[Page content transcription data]
********

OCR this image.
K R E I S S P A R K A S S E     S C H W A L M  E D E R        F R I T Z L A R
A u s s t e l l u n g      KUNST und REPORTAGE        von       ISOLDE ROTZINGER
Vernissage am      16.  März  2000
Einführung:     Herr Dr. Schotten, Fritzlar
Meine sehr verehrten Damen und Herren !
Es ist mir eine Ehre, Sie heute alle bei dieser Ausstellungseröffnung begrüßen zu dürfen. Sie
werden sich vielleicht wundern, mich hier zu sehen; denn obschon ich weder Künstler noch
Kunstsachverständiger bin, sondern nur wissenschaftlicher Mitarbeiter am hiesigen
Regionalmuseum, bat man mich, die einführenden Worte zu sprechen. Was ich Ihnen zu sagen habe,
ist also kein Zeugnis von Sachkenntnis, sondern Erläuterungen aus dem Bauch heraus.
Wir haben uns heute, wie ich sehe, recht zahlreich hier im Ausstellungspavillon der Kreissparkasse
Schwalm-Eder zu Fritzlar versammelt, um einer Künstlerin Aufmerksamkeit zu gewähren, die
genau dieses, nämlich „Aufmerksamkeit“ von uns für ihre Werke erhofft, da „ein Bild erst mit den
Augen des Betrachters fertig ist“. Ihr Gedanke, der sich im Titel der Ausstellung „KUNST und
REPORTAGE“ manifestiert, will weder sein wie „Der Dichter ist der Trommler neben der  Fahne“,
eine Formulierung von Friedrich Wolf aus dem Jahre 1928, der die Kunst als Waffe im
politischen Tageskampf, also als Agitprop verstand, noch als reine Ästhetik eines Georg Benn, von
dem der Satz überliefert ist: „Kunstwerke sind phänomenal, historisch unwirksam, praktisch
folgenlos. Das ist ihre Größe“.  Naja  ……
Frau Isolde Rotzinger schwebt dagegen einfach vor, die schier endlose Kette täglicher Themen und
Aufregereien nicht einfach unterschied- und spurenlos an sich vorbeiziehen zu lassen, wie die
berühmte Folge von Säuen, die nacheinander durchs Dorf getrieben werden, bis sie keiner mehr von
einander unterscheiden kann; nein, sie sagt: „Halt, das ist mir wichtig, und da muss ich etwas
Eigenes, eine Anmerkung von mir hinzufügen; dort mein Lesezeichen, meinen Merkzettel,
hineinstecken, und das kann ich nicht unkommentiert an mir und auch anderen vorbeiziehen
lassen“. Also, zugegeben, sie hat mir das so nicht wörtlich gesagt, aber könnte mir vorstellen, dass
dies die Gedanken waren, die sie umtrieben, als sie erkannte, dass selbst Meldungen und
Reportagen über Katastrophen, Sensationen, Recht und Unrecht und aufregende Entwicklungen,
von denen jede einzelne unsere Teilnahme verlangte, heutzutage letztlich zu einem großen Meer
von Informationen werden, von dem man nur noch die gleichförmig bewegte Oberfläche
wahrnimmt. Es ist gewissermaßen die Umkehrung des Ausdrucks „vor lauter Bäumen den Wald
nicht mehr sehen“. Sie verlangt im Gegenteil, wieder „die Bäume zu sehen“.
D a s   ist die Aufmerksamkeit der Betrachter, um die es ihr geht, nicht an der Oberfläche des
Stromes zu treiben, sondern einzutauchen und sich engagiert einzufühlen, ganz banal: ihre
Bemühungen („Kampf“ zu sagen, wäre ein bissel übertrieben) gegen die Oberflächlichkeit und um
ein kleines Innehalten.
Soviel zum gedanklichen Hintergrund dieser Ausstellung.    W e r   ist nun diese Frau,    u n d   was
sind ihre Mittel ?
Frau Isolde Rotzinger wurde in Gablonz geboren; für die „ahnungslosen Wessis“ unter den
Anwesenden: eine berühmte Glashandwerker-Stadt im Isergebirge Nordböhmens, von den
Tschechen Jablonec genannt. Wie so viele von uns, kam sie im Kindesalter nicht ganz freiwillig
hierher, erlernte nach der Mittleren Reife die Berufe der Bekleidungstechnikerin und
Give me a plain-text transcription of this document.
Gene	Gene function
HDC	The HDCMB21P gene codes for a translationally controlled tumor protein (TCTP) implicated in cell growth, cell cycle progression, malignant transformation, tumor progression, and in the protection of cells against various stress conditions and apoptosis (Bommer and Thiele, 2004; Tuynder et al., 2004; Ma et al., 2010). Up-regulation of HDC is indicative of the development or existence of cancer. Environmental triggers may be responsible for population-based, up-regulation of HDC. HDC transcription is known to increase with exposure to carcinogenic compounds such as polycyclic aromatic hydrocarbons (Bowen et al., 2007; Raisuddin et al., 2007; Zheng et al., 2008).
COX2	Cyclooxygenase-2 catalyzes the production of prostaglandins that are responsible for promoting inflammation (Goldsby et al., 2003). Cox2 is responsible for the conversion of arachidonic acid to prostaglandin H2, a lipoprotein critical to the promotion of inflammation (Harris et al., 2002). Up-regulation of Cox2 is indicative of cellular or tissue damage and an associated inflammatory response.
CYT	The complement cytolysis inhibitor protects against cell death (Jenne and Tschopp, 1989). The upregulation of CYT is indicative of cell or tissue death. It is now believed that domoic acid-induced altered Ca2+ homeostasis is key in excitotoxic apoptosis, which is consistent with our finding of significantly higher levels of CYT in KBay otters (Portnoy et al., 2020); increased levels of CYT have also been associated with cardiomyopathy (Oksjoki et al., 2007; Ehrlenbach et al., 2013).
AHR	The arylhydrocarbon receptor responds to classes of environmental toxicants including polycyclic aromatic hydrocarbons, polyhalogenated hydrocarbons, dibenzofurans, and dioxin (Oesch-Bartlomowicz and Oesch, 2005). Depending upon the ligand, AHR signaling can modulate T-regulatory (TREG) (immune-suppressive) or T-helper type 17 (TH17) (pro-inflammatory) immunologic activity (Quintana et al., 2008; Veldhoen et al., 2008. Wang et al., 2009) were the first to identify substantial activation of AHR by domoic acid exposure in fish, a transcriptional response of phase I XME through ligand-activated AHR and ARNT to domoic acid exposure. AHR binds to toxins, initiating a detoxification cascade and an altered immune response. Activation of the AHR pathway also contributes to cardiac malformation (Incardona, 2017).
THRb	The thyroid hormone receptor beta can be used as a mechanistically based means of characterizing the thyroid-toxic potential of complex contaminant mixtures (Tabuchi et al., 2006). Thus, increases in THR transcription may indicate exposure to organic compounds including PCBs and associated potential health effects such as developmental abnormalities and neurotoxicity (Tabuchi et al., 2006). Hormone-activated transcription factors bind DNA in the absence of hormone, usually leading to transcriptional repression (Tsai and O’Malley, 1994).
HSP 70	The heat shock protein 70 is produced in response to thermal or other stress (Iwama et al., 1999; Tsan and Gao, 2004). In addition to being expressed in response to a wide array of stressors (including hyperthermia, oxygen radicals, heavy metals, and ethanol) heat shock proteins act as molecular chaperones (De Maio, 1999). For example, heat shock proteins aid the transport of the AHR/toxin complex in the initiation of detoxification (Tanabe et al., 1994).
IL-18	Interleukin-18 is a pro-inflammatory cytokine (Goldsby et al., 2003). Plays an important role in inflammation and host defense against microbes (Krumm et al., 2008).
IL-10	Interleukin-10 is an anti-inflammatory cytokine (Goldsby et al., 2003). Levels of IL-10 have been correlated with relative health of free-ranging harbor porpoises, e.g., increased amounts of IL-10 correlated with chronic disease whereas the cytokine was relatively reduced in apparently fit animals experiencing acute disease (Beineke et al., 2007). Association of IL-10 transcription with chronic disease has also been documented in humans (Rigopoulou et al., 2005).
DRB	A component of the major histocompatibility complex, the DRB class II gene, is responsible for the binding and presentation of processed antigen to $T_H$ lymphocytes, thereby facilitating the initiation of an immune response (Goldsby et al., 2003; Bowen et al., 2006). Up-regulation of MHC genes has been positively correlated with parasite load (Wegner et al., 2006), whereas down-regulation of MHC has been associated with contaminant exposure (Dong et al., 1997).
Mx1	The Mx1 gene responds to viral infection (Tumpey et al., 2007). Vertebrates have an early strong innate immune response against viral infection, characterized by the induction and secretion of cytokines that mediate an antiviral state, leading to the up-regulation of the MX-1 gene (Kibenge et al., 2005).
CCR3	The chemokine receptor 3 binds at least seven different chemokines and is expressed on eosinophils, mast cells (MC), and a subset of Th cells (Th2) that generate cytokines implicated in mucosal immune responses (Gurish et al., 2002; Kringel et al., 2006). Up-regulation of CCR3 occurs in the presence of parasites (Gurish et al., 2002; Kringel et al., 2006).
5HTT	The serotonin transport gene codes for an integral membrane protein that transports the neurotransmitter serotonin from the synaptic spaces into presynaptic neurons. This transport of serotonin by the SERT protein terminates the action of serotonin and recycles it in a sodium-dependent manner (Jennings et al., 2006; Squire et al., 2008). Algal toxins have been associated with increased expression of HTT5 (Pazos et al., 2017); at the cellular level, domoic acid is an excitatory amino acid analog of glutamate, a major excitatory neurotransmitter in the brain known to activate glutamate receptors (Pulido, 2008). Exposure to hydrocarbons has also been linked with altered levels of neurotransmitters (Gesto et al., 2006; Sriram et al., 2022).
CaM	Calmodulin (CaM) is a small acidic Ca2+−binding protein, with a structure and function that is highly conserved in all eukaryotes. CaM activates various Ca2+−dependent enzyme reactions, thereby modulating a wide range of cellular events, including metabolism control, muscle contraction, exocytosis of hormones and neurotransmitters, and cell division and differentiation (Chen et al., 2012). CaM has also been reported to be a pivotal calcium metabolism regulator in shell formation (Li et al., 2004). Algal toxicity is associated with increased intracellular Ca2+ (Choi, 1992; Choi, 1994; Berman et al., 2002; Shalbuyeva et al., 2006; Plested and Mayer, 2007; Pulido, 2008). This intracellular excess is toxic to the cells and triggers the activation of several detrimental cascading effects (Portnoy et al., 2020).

********

* **PROBLEM REQUIREMENTS**
Review the entries above and return every line where "vorbeiziehen" appears.

* **EXPECTED ANSWER**
Aufregereien nicht einfach unterschied- und spurenlos an sich vorbeiziehen zu lassen, wie die
hineinstecken, und das kann ich nicht unkommentiert an mir und auch anderen vorbeiziehen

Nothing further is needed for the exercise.